[Data items]
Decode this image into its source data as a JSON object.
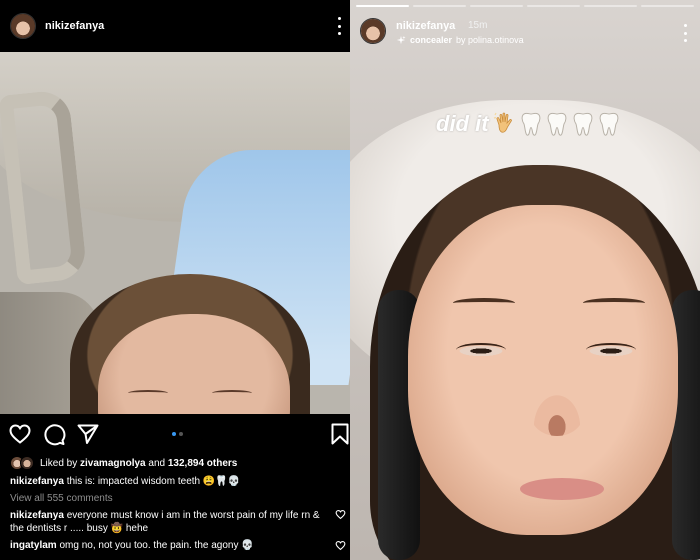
{
  "post": {
    "username": "nikizefanya",
    "liked_by_prefix": "Liked by",
    "liked_by_user": "zivamagnolya",
    "liked_by_and": "and",
    "likes_count": "132,894 others",
    "caption_user": "nikizefanya",
    "caption_text": "this is: impacted wisdom teeth 😩🦷💀",
    "view_all_comments": "View all 555 comments",
    "comments": [
      {
        "user": "nikizefanya",
        "text": "everyone must know i am in the worst pain of my life rn & the dentists r ..... busy 🤠 hehe"
      },
      {
        "user": "ingatylam",
        "text": "omg no, not you too. the pain. the agony 💀"
      }
    ],
    "carousel": {
      "current": 1,
      "total": 2
    }
  },
  "story": {
    "username": "nikizefanya",
    "time": "15m",
    "effect_name": "concealer",
    "effect_by": "by polina.otinova",
    "overlay_text": "did it",
    "overlay_emojis": [
      "waving-hand-emoji",
      "tooth-emoji",
      "tooth-emoji",
      "tooth-emoji",
      "tooth-emoji"
    ],
    "segments_total": 6,
    "segments_done": 1
  },
  "colors": {
    "background": "#000000",
    "link_blue": "#3897f0",
    "muted_text": "#8e8e8e"
  }
}
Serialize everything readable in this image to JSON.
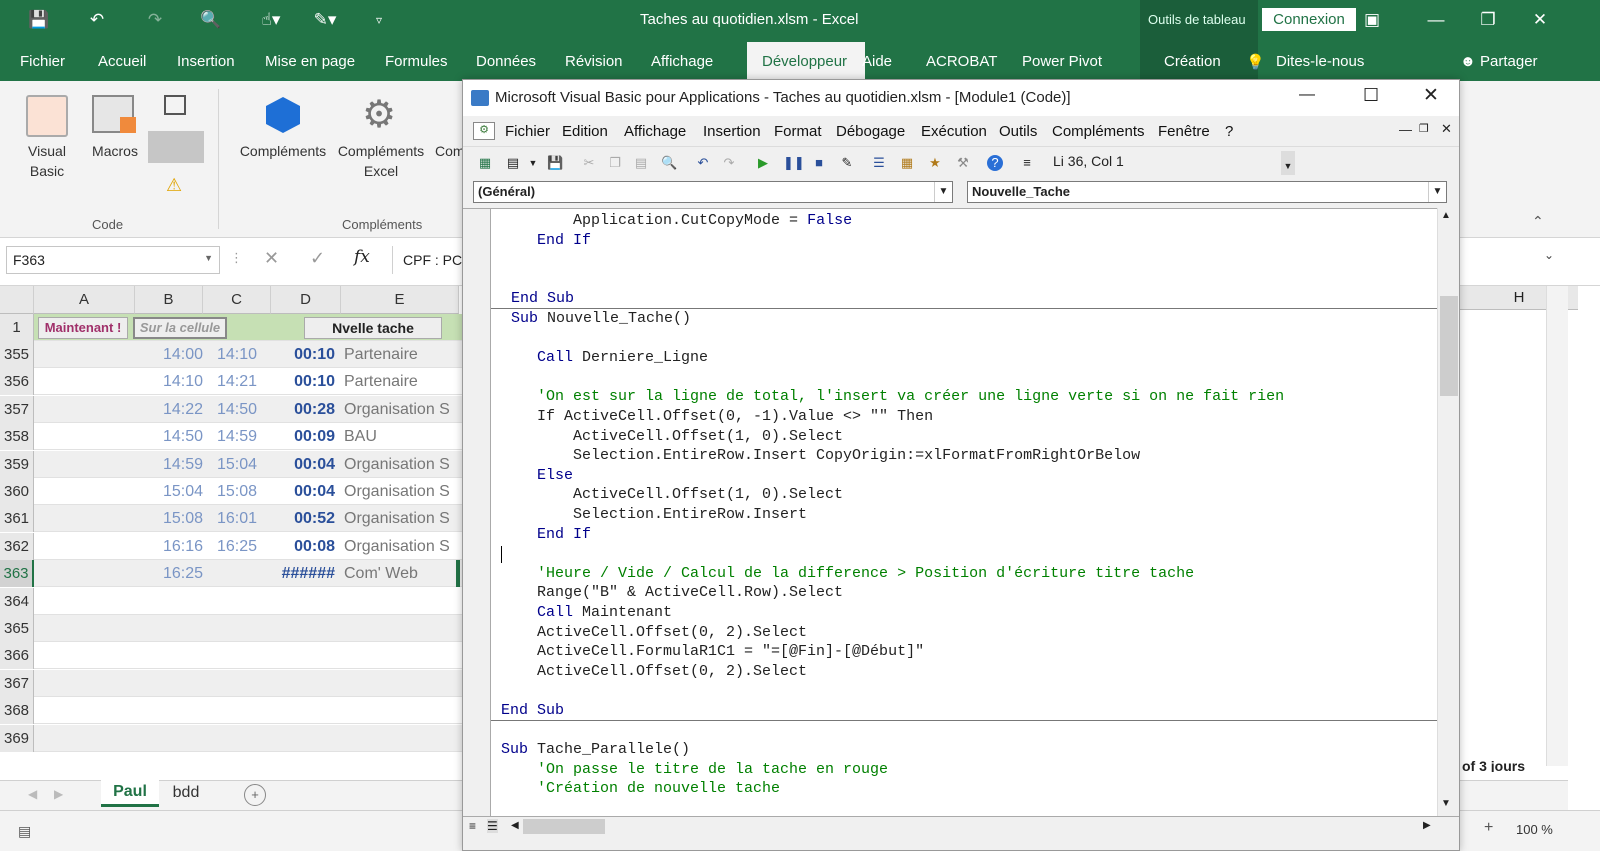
{
  "excel": {
    "title": "Taches au quotidien.xlsm  -  Excel",
    "tools_label": "Outils de tableau",
    "connexion": "Connexion",
    "tabs": [
      "Fichier",
      "Accueil",
      "Insertion",
      "Mise en page",
      "Formules",
      "Données",
      "Révision",
      "Affichage",
      "Développeur",
      "Aide",
      "ACROBAT",
      "Power Pivot",
      "Création",
      "Dites-le-nous",
      "Partager"
    ],
    "ribbon": {
      "visual_basic": "Visual Basic",
      "macros": "Macros",
      "complements": "Compléments",
      "complements_excel": "Compléments Excel",
      "com": "Com",
      "group_code": "Code",
      "group_complements": "Compléments"
    },
    "namebox": "F363",
    "formula": "CPF : PC",
    "columns": [
      "A",
      "B",
      "C",
      "D",
      "E"
    ],
    "col_h": "H",
    "row1": {
      "num": "1",
      "btn_maintenant": "Maintenant !",
      "btn_cellule": "Sur la cellule",
      "btn_nvelle": "Nvelle tache"
    },
    "rows": [
      {
        "num": "355",
        "start": "14:00",
        "end": "14:10",
        "dur": "00:10",
        "task": "Partenaire"
      },
      {
        "num": "356",
        "start": "14:10",
        "end": "14:21",
        "dur": "00:10",
        "task": "Partenaire"
      },
      {
        "num": "357",
        "start": "14:22",
        "end": "14:50",
        "dur": "00:28",
        "task": "Organisation S"
      },
      {
        "num": "358",
        "start": "14:50",
        "end": "14:59",
        "dur": "00:09",
        "task": "BAU"
      },
      {
        "num": "359",
        "start": "14:59",
        "end": "15:04",
        "dur": "00:04",
        "task": "Organisation S"
      },
      {
        "num": "360",
        "start": "15:04",
        "end": "15:08",
        "dur": "00:04",
        "task": "Organisation S"
      },
      {
        "num": "361",
        "start": "15:08",
        "end": "16:01",
        "dur": "00:52",
        "task": "Organisation S"
      },
      {
        "num": "362",
        "start": "16:16",
        "end": "16:25",
        "dur": "00:08",
        "task": "Organisation S"
      },
      {
        "num": "363",
        "start": "16:25",
        "end": "",
        "dur": "######",
        "task": "Com' Web"
      },
      {
        "num": "364",
        "start": "",
        "end": "",
        "dur": "",
        "task": ""
      },
      {
        "num": "365",
        "start": "",
        "end": "",
        "dur": "",
        "task": ""
      },
      {
        "num": "366",
        "start": "",
        "end": "",
        "dur": "",
        "task": ""
      },
      {
        "num": "367",
        "start": "",
        "end": "",
        "dur": "",
        "task": ""
      },
      {
        "num": "368",
        "start": "",
        "end": "",
        "dur": "",
        "task": ""
      },
      {
        "num": "369",
        "start": "",
        "end": "",
        "dur": "",
        "task": ""
      }
    ],
    "sheets": [
      "Paul",
      "bdd"
    ],
    "right_text": "of 3 jours",
    "zoom": "100 %"
  },
  "vba": {
    "title": "Microsoft Visual Basic pour Applications - Taches au quotidien.xlsm - [Module1 (Code)]",
    "menus": [
      "Fichier",
      "Edition",
      "Affichage",
      "Insertion",
      "Format",
      "Débogage",
      "Exécution",
      "Outils",
      "Compléments",
      "Fenêtre",
      "?"
    ],
    "position": "Li 36, Col 1",
    "combo_left": "(Général)",
    "combo_right": "Nouvelle_Tache",
    "code": [
      {
        "t": "        Application.CutCopyMode = ",
        "k": "False",
        "c": "n"
      },
      {
        "t": "    ",
        "k": "End If",
        "c": "kwline"
      },
      {
        "t": "",
        "c": "n"
      },
      {
        "t": "",
        "c": "n"
      },
      {
        "t": "",
        "k": "End Sub",
        "c": "kwline"
      },
      {
        "t": " Nouvelle_Tache()",
        "k": "Sub",
        "c": "sub"
      },
      {
        "t": "",
        "c": "n"
      },
      {
        "t": " Derniere_Ligne",
        "k": "    Call",
        "c": "sub"
      },
      {
        "t": "",
        "c": "n"
      },
      {
        "t": "    'On est sur la ligne de total, l'insert va créer une ligne verte si on ne fait rien",
        "c": "cm"
      },
      {
        "t": "    If ActiveCell.Offset(0, -1).Value <> \"\" Then",
        "c": "n"
      },
      {
        "t": "        ActiveCell.Offset(1, 0).Select",
        "c": "n"
      },
      {
        "t": "        Selection.EntireRow.Insert CopyOrigin:=xlFormatFromRightOrBelow",
        "c": "n"
      },
      {
        "t": "    Else",
        "c": "kwfull"
      },
      {
        "t": "        ActiveCell.Offset(1, 0).Select",
        "c": "n"
      },
      {
        "t": "        Selection.EntireRow.Insert",
        "c": "n"
      },
      {
        "t": "    End If",
        "c": "kwfull"
      },
      {
        "t": "",
        "c": "n"
      },
      {
        "t": "    'Heure / Vide / Calcul de la difference > Position d'écriture titre tache",
        "c": "cm"
      },
      {
        "t": "    Range(\"B\" & ActiveCell.Row).Select",
        "c": "n"
      },
      {
        "t": " Maintenant",
        "k": "    Call",
        "c": "sub"
      },
      {
        "t": "    ActiveCell.Offset(0, 2).Select",
        "c": "n"
      },
      {
        "t": "    ActiveCell.FormulaR1C1 = \"=[@Fin]-[@Début]\"",
        "c": "n"
      },
      {
        "t": "    ActiveCell.Offset(0, 2).Select",
        "c": "n"
      },
      {
        "t": "",
        "c": "n"
      },
      {
        "t": "End Sub",
        "c": "kwfull"
      },
      {
        "t": "",
        "c": "n"
      },
      {
        "t": " Tache_Parallele()",
        "k": "Sub",
        "c": "sub"
      },
      {
        "t": "    'On passe le titre de la tache en rouge",
        "c": "cm"
      },
      {
        "t": "    'Création de nouvelle tache",
        "c": "cm"
      }
    ]
  }
}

■ GOAL: Work out how many lines above contain the word "Compléments". Give only the number.

■ REPLY TO THE TASK: 4